- Directive:
Write the data out again exactly, with no pictures.

==== Record extracts

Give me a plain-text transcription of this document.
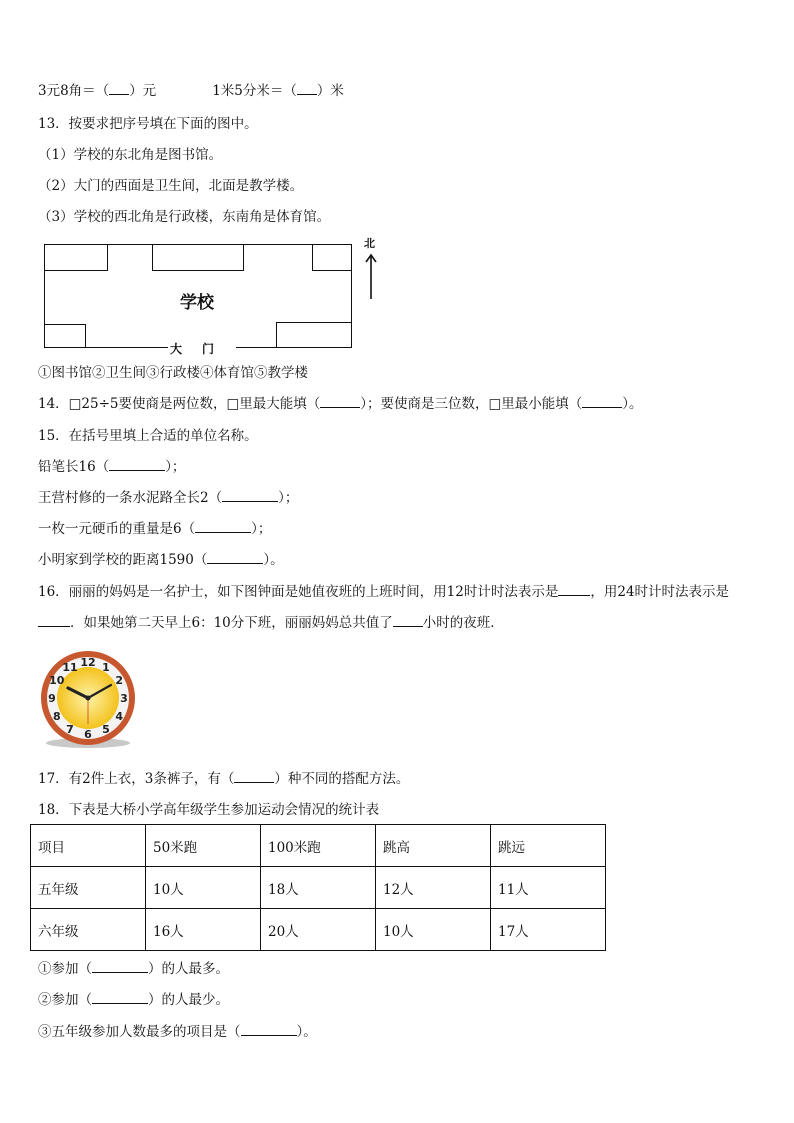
3元8角＝（ ）元	1米5分米＝（ ）米
13．按要求把序号填在下面的图中。
（1）学校的东北角是图书馆。
（2）大门的西面是卫生间，北面是教学楼。
（3）学校的西北角是行政楼，东南角是体育馆。
学校
大门
北
①图书馆②卫生间③行政楼④体育馆⑤教学楼
14．□25÷5要使商是两位数，□里最大能填（	）；要使商是三位数，□里最小能填（	）。
15．在括号里填上合适的单位名称。
铅笔长16（	）；
王营村修的一条水泥路全长2（	）；
一枚一元硬币的重量是6（	）；
小明家到学校的距离1590（	）。
16．丽丽的妈妈是一名护士，如下图钟面是她值夜班的上班时间，用12时计时法表示是 ，用24时计时法表示是
．如果她第二天早上6：10分下班，丽丽妈妈总共值了 小时的夜班．
12 1
2
3
4
5
6
7
8
9
10
11
17．有2件上衣，3条裤子，有（	）种不同的搭配方法。
18．下表是大桥小学高年级学生参加运动会情况的统计表
项目	50米跑	100米跑	跳高	跳远
五年级	10人	18人	12人	11人
六年级	16人	20人	10人	17人
①参加（	）的人最多。
②参加（	）的人最少。
③五年级参加人数最多的项目是（	）。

========

- Output:
Give me a plain-text transcription of this document.
3元8角＝（ ）元	1米5分米＝（ ）米
13．按要求把序号填在下面的图中。
（1）学校的东北角是图书馆。
（2）大门的西面是卫生间，北面是教学楼。
（3）学校的西北角是行政楼，东南角是体育馆。
学校
大门
北
①图书馆②卫生间③行政楼④体育馆⑤教学楼
14．□25÷5要使商是两位数，□里最大能填（	）；要使商是三位数，□里最小能填（	）。
15．在括号里填上合适的单位名称。
铅笔长16（	）；
王营村修的一条水泥路全长2（	）；
一枚一元硬币的重量是6（	）；
小明家到学校的距离1590（	）。
16．丽丽的妈妈是一名护士，如下图钟面是她值夜班的上班时间，用12时计时法表示是 ，用24时计时法表示是
．如果她第二天早上6：10分下班，丽丽妈妈总共值了 小时的夜班．
12 1
2
3
4
5
6
7
8
9
10
11
17．有2件上衣，3条裤子，有（	）种不同的搭配方法。
18．下表是大桥小学高年级学生参加运动会情况的统计表
项目	50米跑	100米跑	跳高	跳远
五年级	10人	18人	12人	11人
六年级	16人	20人	10人	17人
①参加（	）的人最多。
②参加（	）的人最少。
③五年级参加人数最多的项目是（	）。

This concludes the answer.